* [CHALLENGE]: Compile every line that includes the word "left".
"""
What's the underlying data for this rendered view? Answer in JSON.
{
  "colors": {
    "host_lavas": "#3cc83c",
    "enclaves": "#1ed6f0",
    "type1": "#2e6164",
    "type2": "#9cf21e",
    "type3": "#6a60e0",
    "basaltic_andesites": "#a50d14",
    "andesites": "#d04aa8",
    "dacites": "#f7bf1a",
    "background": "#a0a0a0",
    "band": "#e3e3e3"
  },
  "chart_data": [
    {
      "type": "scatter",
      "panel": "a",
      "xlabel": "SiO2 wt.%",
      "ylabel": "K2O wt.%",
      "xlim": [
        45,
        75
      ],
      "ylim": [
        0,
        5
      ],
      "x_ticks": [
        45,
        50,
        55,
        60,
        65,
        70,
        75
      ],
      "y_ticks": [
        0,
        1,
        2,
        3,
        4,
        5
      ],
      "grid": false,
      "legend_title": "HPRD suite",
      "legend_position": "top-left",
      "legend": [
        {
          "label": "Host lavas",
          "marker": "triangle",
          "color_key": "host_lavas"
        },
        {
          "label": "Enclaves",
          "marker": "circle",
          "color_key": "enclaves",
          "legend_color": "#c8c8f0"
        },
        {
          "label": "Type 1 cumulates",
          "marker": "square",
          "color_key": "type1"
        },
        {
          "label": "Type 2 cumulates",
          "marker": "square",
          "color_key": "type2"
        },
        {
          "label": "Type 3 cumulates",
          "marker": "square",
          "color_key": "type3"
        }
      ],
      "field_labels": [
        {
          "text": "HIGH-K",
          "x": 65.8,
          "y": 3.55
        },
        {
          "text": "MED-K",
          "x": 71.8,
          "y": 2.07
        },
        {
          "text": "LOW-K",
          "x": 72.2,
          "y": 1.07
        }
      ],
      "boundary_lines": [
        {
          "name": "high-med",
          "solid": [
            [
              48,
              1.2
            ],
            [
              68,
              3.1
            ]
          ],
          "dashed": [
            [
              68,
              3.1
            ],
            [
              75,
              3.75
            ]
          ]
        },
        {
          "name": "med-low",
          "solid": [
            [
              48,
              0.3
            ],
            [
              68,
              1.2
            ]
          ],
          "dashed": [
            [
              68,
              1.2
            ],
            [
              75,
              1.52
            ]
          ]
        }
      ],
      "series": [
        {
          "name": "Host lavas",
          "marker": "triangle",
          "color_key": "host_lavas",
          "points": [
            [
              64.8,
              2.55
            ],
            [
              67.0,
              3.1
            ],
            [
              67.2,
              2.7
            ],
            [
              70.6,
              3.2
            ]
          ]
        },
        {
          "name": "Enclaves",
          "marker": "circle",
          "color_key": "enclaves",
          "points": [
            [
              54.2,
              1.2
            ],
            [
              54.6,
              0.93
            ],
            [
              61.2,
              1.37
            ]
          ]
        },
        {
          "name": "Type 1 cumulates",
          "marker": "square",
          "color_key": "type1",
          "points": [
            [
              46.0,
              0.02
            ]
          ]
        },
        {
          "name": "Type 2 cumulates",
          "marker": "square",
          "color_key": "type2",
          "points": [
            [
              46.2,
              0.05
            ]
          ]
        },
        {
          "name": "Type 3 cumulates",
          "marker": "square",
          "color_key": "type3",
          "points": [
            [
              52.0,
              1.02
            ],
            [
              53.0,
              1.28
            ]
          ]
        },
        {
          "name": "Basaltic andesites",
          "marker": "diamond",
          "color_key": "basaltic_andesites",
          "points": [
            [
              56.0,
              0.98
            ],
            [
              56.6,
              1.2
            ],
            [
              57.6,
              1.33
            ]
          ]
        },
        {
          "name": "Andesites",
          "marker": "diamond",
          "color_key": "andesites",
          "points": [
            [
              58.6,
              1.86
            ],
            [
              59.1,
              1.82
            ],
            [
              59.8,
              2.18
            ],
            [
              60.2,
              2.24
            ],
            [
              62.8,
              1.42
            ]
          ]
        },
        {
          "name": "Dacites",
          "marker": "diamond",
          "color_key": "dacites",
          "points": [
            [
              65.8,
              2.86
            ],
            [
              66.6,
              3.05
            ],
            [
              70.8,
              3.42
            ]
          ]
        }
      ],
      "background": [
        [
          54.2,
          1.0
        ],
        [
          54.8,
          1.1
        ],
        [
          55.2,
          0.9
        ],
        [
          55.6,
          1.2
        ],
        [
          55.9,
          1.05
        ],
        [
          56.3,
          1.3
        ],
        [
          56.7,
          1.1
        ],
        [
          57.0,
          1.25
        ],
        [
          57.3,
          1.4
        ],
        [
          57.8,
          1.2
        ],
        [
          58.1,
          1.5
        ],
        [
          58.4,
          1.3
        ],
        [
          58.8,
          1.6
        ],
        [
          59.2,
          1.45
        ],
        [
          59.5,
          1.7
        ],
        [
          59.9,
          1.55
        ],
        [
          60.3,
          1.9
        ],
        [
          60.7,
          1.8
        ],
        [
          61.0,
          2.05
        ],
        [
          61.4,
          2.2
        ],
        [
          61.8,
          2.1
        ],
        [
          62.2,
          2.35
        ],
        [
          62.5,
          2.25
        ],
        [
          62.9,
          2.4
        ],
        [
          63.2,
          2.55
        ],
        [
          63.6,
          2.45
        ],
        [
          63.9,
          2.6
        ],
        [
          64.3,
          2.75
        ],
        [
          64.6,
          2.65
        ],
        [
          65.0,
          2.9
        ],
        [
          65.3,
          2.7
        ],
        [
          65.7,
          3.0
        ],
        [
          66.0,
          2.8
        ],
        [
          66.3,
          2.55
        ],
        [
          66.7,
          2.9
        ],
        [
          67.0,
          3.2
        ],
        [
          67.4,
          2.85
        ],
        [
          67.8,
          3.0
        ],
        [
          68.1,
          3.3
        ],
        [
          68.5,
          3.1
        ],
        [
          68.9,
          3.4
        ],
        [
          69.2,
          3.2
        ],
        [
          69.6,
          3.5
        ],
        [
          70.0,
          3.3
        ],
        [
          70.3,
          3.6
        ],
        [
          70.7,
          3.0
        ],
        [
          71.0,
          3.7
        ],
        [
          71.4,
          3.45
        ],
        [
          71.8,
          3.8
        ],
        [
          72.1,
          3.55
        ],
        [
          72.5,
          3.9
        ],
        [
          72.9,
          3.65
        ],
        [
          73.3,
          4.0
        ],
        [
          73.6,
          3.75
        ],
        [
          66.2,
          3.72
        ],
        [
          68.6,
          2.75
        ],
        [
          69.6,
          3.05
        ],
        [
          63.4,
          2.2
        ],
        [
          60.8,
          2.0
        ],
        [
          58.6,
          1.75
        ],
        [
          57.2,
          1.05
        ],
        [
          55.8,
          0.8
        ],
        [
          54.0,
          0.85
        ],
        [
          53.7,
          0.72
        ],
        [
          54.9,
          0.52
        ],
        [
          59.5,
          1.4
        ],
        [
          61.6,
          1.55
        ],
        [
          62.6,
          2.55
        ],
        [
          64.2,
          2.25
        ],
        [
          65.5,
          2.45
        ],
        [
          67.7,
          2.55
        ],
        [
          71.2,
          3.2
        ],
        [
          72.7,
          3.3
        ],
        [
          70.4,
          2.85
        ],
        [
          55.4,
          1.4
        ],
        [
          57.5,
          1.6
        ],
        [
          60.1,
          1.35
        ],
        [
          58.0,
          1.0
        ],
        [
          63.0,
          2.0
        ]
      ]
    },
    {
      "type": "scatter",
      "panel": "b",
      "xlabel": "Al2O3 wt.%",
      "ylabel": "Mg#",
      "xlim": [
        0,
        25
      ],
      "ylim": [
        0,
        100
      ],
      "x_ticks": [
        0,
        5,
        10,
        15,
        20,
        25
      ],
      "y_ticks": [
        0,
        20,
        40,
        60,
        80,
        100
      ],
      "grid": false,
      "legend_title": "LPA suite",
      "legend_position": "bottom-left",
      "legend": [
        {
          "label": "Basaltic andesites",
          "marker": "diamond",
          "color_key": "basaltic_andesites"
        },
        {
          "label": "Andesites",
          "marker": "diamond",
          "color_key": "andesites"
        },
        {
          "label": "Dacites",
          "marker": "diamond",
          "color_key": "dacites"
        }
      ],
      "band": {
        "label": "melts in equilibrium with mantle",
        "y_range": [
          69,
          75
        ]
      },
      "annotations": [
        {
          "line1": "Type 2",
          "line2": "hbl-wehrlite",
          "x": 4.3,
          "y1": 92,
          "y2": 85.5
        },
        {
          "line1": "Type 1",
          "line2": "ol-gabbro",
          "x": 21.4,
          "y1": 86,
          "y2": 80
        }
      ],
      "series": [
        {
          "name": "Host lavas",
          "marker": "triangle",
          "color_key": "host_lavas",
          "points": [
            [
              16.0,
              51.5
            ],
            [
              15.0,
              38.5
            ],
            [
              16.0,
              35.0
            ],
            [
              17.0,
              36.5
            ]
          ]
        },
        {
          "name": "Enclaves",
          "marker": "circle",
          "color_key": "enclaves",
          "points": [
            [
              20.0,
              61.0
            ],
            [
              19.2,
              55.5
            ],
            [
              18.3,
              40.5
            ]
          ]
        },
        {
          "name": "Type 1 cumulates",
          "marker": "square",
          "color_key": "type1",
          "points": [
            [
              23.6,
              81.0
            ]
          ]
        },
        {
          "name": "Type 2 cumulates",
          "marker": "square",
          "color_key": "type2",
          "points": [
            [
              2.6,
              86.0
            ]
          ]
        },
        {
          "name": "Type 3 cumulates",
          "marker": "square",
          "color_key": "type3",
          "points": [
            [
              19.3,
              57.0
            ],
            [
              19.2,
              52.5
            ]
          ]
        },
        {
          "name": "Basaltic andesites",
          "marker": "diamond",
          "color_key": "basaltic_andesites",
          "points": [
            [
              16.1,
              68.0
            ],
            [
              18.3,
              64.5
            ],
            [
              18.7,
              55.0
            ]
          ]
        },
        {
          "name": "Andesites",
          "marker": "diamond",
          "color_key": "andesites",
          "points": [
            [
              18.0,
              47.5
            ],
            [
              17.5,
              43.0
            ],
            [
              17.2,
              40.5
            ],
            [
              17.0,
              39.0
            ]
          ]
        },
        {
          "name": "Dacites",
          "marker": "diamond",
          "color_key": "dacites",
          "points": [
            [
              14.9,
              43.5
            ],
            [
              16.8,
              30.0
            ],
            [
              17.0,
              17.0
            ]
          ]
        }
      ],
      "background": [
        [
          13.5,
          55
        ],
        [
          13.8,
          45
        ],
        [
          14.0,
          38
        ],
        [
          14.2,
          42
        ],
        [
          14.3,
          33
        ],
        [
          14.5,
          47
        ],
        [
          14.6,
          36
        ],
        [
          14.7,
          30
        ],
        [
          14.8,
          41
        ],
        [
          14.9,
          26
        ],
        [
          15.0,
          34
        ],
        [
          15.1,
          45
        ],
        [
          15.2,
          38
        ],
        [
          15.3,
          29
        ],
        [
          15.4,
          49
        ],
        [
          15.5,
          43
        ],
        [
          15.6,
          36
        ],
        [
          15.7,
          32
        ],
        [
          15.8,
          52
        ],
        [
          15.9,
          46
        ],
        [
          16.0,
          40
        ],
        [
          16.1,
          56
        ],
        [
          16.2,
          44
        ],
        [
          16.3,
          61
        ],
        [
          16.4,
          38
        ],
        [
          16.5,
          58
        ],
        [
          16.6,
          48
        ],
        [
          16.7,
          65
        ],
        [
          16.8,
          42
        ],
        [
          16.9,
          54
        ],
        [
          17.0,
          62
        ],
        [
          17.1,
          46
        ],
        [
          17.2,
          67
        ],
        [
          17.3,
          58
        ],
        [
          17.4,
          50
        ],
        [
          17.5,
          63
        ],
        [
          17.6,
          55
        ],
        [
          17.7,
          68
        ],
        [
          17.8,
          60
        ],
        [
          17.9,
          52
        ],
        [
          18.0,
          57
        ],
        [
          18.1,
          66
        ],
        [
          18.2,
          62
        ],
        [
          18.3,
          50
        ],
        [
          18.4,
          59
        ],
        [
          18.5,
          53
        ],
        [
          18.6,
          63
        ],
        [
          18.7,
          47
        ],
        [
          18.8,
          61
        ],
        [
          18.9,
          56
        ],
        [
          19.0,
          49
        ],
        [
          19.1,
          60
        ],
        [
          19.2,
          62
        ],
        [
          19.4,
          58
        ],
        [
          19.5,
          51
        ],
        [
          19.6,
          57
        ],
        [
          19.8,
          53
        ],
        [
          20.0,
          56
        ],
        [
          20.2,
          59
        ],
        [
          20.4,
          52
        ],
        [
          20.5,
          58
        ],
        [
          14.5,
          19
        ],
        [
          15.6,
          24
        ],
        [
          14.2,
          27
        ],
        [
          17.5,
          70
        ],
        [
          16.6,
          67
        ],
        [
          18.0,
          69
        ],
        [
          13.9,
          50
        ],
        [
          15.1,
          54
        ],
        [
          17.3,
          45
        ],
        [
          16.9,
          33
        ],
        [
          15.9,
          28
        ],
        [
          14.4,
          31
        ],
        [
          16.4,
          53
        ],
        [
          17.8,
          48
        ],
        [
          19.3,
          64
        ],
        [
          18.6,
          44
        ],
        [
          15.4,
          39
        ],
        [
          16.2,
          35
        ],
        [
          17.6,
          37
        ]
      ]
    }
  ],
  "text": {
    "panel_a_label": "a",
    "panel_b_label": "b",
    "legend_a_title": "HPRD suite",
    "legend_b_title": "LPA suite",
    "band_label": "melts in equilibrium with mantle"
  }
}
"""
* [EXERCISE OUTPUT]:
      "legend_position": "top-left",
      "legend_position": "bottom-left",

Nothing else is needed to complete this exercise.